═══ Supplied records ═══

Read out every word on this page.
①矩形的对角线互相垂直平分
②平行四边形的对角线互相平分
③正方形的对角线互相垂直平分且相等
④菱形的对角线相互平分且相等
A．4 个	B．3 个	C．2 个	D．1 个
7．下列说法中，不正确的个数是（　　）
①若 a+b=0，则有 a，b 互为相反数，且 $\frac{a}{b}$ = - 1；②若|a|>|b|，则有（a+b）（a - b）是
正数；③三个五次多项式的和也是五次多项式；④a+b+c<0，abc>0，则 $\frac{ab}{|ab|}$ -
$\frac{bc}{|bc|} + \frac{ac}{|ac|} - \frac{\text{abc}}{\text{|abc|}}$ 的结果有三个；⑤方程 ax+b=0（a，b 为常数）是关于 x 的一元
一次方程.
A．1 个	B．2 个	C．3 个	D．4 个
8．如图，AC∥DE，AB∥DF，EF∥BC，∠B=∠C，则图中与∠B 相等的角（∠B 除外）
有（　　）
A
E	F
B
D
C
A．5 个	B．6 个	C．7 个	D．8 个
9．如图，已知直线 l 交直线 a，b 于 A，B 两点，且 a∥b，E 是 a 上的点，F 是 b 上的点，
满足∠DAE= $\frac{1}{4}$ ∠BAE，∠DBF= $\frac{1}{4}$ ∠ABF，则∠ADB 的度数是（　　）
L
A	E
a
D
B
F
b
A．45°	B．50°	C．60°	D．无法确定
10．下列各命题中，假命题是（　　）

═══

(What needs to be done) Take the entries above and transcribe them in full.

(Task response)
Read out every word on this page.
①矩形的对角线互相垂直平分
②平行四边形的对角线互相平分
③正方形的对角线互相垂直平分且相等
④菱形的对角线相互平分且相等
A．4 个	B．3 个	C．2 个	D．1 个
7．下列说法中，不正确的个数是（　　）
①若 a+b=0，则有 a，b 互为相反数，且 $\frac{a}{b}$ = - 1；②若|a|>|b|，则有（a+b）（a - b）是
正数；③三个五次多项式的和也是五次多项式；④a+b+c<0，abc>0，则 $\frac{ab}{|ab|}$ -
$\frac{bc}{|bc|} + \frac{ac}{|ac|} - \frac{\text{abc}}{\text{|abc|}}$ 的结果有三个；⑤方程 ax+b=0（a，b 为常数）是关于 x 的一元
一次方程.
A．1 个	B．2 个	C．3 个	D．4 个
8．如图，AC∥DE，AB∥DF，EF∥BC，∠B=∠C，则图中与∠B 相等的角（∠B 除外）
有（　　）
A
E	F
B
D
C
A．5 个	B．6 个	C．7 个	D．8 个
9．如图，已知直线 l 交直线 a，b 于 A，B 两点，且 a∥b，E 是 a 上的点，F 是 b 上的点，
满足∠DAE= $\frac{1}{4}$ ∠BAE，∠DBF= $\frac{1}{4}$ ∠ABF，则∠ADB 的度数是（　　）
L
A	E
a
D
B
F
b
A．45°	B．50°	C．60°	D．无法确定
10．下列各命题中，假命题是（　　）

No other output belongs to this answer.